- Exercise requirements
Tally how many lines of these entries hold the string "Height". Return the number alone.

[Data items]

☆ ☆ ☆ ☆ ☆ ☆ ☆

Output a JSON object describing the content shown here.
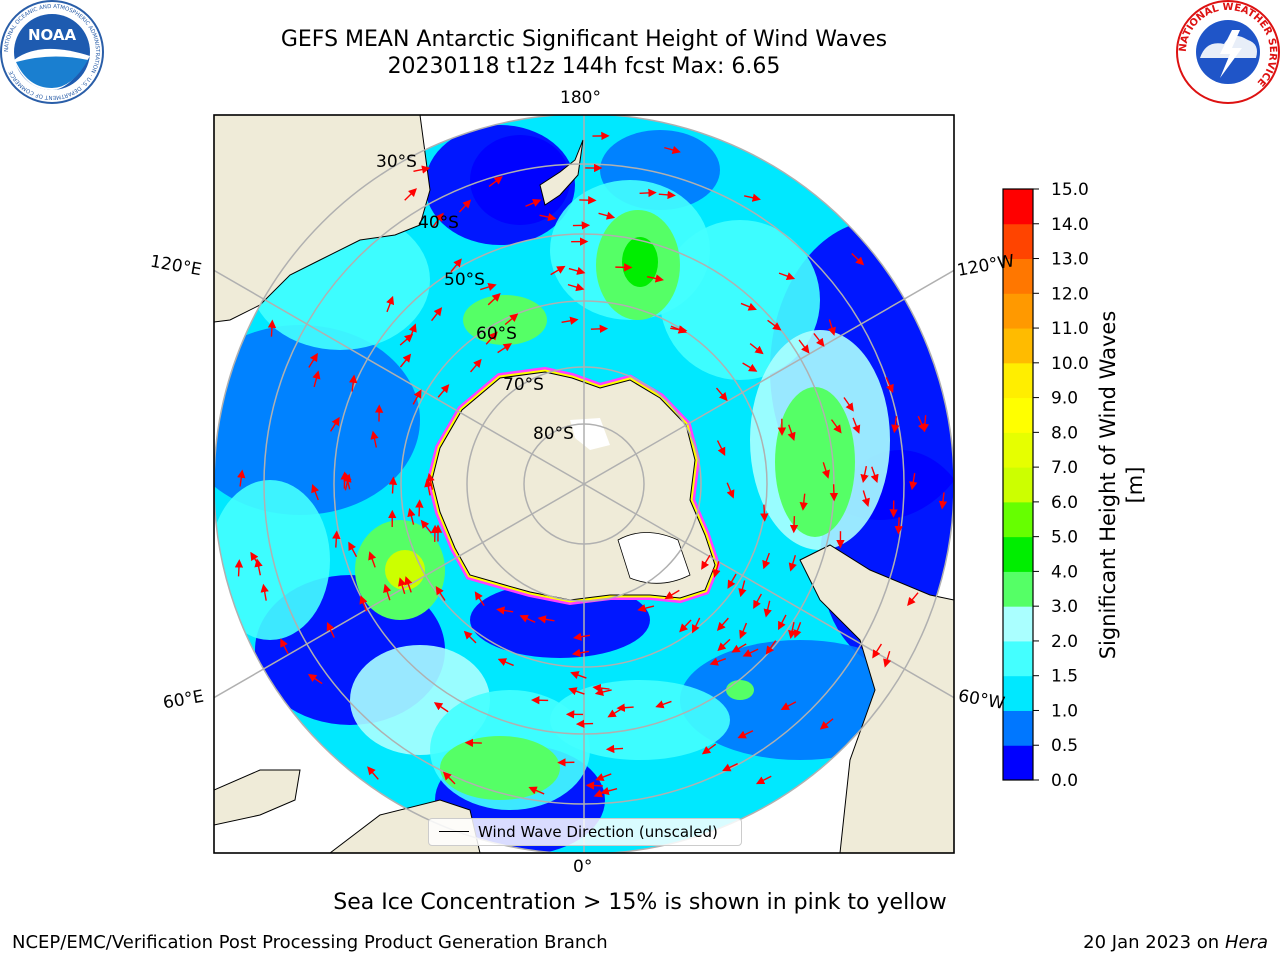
{
  "header": {
    "title_line1": "GEFS MEAN Antarctic Significant Height of Wind Waves",
    "title_line2": "20230118 t12z 144h fcst   Max: 6.65"
  },
  "logos": {
    "left": "noa-logo",
    "left_text": "NOAA",
    "left_ring_text": "NATIONAL OCEANIC AND ATMOSPHERIC ADMINISTRATION · U.S. DEPARTMENT OF COMMERCE",
    "right": "nws-logo",
    "right_ring_text": "NATIONAL WEATHER SERVICE"
  },
  "map": {
    "projection": "south-polar-stereographic",
    "longitude_labels": {
      "top": "180°",
      "bottom": "0°",
      "upper_left": "120°E",
      "lower_left": "60°E",
      "upper_right": "120°W",
      "lower_right": "60°W"
    },
    "latitude_labels": [
      "30°S",
      "40°S",
      "50°S",
      "60°S",
      "70°S",
      "80°S"
    ],
    "colors": {
      "land": "#efebd8",
      "ice_edge_1": "#ff40ff",
      "ice_edge_2": "#ffff00",
      "graticule": "#b0b0b0",
      "arrow": "#ff0000"
    },
    "legend_label": "Wind Wave Direction (unscaled)"
  },
  "colorbar": {
    "title": "Significant Height of Wind Waves [m]",
    "ticks": [
      "0.0",
      "0.5",
      "1.0",
      "1.5",
      "2.0",
      "3.0",
      "4.0",
      "5.0",
      "6.0",
      "7.0",
      "8.0",
      "9.0",
      "10.0",
      "11.0",
      "12.0",
      "13.0",
      "14.0",
      "15.0"
    ],
    "colors": [
      "#0000ff",
      "#0077ff",
      "#00e8ff",
      "#44ffff",
      "#aaffff",
      "#55ff66",
      "#00ee00",
      "#66ff00",
      "#ccff00",
      "#e6ff00",
      "#ffff00",
      "#ffee00",
      "#ffbb00",
      "#ff9900",
      "#ff7700",
      "#ff4400",
      "#ff0000"
    ]
  },
  "note": "Sea Ice Concentration > 15% is shown in pink to yellow",
  "footer": {
    "left": "NCEP/EMC/Verification Post Processing Product Generation Branch",
    "right_date": "20 Jan 2023 on",
    "right_host": "Hera"
  }
}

☆ ☆ ☆ ☆ ☆ ☆ ☆

- Reply
2